(Figure data in JSON)
++++

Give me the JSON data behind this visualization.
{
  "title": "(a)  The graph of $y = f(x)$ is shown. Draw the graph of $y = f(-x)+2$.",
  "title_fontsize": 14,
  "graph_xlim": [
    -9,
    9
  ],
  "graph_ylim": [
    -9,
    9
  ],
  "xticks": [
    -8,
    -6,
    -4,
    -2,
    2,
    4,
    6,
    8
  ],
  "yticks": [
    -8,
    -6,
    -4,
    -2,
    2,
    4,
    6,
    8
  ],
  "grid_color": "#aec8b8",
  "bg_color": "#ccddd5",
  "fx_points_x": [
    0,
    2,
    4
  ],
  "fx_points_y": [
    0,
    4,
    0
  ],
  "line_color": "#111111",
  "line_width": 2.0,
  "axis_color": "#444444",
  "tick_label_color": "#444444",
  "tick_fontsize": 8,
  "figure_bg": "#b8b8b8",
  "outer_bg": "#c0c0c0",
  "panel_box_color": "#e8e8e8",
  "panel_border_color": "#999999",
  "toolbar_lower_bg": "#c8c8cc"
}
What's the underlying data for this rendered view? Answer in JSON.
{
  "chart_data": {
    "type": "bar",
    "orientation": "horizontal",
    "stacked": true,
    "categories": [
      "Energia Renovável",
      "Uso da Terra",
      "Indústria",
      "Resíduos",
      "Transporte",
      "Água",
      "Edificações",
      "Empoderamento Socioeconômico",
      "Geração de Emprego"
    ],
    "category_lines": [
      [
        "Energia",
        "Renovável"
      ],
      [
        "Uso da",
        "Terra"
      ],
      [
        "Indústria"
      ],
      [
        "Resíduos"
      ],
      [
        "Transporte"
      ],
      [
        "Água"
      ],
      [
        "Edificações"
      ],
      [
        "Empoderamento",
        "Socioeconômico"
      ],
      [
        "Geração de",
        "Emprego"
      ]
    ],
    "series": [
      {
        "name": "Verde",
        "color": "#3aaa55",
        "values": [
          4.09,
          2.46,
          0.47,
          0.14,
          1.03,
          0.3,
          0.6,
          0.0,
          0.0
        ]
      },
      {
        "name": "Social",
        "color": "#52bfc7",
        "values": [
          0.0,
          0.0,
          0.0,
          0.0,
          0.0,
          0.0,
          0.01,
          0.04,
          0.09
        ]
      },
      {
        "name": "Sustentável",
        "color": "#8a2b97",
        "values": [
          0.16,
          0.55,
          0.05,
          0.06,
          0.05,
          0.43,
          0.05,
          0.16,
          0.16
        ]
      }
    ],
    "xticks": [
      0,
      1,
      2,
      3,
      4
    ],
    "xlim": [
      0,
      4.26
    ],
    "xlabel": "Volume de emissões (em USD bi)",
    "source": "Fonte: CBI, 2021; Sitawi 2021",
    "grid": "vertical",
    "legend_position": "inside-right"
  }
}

++++

TASK DETAILS — Print the records above exactly as they appear.

EXERCISE SOLUTION —
Give me the JSON data behind this visualization.
{
  "title": "(a)  The graph of $y = f(x)$ is shown. Draw the graph of $y = f(-x)+2$.",
  "title_fontsize": 14,
  "graph_xlim": [
    -9,
    9
  ],
  "graph_ylim": [
    -9,
    9
  ],
  "xticks": [
    -8,
    -6,
    -4,
    -2,
    2,
    4,
    6,
    8
  ],
  "yticks": [
    -8,
    -6,
    -4,
    -2,
    2,
    4,
    6,
    8
  ],
  "grid_color": "#aec8b8",
  "bg_color": "#ccddd5",
  "fx_points_x": [
    0,
    2,
    4
  ],
  "fx_points_y": [
    0,
    4,
    0
  ],
  "line_color": "#111111",
  "line_width": 2.0,
  "axis_color": "#444444",
  "tick_label_color": "#444444",
  "tick_fontsize": 8,
  "figure_bg": "#b8b8b8",
  "outer_bg": "#c0c0c0",
  "panel_box_color": "#e8e8e8",
  "panel_border_color": "#999999",
  "toolbar_lower_bg": "#c8c8cc"
}
What's the underlying data for this rendered view? Answer in JSON.
{
  "chart_data": {
    "type": "bar",
    "orientation": "horizontal",
    "stacked": true,
    "categories": [
      "Energia Renovável",
      "Uso da Terra",
      "Indústria",
      "Resíduos",
      "Transporte",
      "Água",
      "Edificações",
      "Empoderamento Socioeconômico",
      "Geração de Emprego"
    ],
    "category_lines": [
      [
        "Energia",
        "Renovável"
      ],
      [
        "Uso da",
        "Terra"
      ],
      [
        "Indústria"
      ],
      [
        "Resíduos"
      ],
      [
        "Transporte"
      ],
      [
        "Água"
      ],
      [
        "Edificações"
      ],
      [
        "Empoderamento",
        "Socioeconômico"
      ],
      [
        "Geração de",
        "Emprego"
      ]
    ],
    "series": [
      {
        "name": "Verde",
        "color": "#3aaa55",
        "values": [
          4.09,
          2.46,
          0.47,
          0.14,
          1.03,
          0.3,
          0.6,
          0.0,
          0.0
        ]
      },
      {
        "name": "Social",
        "color": "#52bfc7",
        "values": [
          0.0,
          0.0,
          0.0,
          0.0,
          0.0,
          0.0,
          0.01,
          0.04,
          0.09
        ]
      },
      {
        "name": "Sustentável",
        "color": "#8a2b97",
        "values": [
          0.16,
          0.55,
          0.05,
          0.06,
          0.05,
          0.43,
          0.05,
          0.16,
          0.16
        ]
      }
    ],
    "xticks": [
      0,
      1,
      2,
      3,
      4
    ],
    "xlim": [
      0,
      4.26
    ],
    "xlabel": "Volume de emissões (em USD bi)",
    "source": "Fonte: CBI, 2021; Sitawi 2021",
    "grid": "vertical",
    "legend_position": "inside-right"
  }
}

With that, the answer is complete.